— Start —
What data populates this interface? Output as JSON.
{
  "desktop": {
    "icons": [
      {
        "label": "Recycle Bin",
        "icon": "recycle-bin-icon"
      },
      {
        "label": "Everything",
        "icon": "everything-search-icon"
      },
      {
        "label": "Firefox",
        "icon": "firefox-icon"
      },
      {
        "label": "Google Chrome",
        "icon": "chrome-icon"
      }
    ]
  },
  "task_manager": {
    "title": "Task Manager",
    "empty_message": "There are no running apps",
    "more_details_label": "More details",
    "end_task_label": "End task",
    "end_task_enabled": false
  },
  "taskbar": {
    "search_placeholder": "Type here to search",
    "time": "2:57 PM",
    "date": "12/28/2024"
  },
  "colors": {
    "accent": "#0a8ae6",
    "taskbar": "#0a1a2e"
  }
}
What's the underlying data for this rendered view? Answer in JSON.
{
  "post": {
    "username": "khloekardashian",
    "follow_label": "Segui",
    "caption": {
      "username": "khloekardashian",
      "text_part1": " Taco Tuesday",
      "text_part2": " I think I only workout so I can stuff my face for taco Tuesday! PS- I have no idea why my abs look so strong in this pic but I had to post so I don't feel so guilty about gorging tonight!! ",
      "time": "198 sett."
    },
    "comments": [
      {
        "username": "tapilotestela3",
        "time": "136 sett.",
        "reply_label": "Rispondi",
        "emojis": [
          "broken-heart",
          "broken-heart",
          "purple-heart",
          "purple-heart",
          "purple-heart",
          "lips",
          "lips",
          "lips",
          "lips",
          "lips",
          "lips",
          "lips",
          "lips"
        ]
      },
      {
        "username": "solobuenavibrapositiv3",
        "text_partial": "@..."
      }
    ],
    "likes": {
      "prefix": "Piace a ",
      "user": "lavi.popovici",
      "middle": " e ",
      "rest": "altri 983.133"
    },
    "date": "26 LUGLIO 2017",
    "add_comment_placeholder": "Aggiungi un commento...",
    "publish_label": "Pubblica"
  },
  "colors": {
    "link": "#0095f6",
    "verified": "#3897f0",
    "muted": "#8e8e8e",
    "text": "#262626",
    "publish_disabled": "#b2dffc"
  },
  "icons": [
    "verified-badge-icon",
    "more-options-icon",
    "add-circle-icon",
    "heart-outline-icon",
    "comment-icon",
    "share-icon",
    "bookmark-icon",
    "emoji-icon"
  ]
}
— End —
■ **DESCRIPTION OF THE TASK**: From the listing above, copy every line that includes the word "time".

■ **OUTPUT OF THE TASK**:
    "time": "2:57 PM",
      "time": "198 sett."
        "time": "136 sett.",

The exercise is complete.